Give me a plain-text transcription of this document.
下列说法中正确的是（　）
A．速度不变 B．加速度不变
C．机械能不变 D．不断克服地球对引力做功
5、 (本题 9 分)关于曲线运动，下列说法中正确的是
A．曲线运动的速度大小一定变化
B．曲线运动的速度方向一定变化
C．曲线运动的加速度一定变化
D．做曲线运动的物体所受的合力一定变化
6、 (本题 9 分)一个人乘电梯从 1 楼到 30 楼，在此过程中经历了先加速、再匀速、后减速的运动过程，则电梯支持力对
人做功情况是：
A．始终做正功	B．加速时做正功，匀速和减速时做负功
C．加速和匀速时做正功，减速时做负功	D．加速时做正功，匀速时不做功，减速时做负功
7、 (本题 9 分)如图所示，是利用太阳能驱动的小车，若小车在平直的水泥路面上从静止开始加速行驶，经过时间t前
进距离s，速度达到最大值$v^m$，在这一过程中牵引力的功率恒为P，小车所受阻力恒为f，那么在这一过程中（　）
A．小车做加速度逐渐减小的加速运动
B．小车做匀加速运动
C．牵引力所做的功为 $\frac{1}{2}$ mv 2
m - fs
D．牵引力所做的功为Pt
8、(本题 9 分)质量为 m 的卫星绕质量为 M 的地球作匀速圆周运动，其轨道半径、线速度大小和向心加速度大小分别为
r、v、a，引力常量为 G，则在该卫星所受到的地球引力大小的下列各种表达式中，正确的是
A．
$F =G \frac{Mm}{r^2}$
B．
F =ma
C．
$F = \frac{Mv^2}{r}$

++++++++

__WHAT NEEDS TO BE DONE__: Reproduce the records above exactly as they appear.

__EXERCISE OUTPUT__:
Give me a plain-text transcription of this document.
下列说法中正确的是（　）
A．速度不变 B．加速度不变
C．机械能不变 D．不断克服地球对引力做功
5、 (本题 9 分)关于曲线运动，下列说法中正确的是
A．曲线运动的速度大小一定变化
B．曲线运动的速度方向一定变化
C．曲线运动的加速度一定变化
D．做曲线运动的物体所受的合力一定变化
6、 (本题 9 分)一个人乘电梯从 1 楼到 30 楼，在此过程中经历了先加速、再匀速、后减速的运动过程，则电梯支持力对
人做功情况是：
A．始终做正功	B．加速时做正功，匀速和减速时做负功
C．加速和匀速时做正功，减速时做负功	D．加速时做正功，匀速时不做功，减速时做负功
7、 (本题 9 分)如图所示，是利用太阳能驱动的小车，若小车在平直的水泥路面上从静止开始加速行驶，经过时间t前
进距离s，速度达到最大值$v^m$，在这一过程中牵引力的功率恒为P，小车所受阻力恒为f，那么在这一过程中（　）
A．小车做加速度逐渐减小的加速运动
B．小车做匀加速运动
C．牵引力所做的功为 $\frac{1}{2}$ mv 2
m - fs
D．牵引力所做的功为Pt
8、(本题 9 分)质量为 m 的卫星绕质量为 M 的地球作匀速圆周运动，其轨道半径、线速度大小和向心加速度大小分别为
r、v、a，引力常量为 G，则在该卫星所受到的地球引力大小的下列各种表达式中，正确的是
A．
$F =G \frac{Mm}{r^2}$
B．
F =ma
C．
$F = \frac{Mv^2}{r}$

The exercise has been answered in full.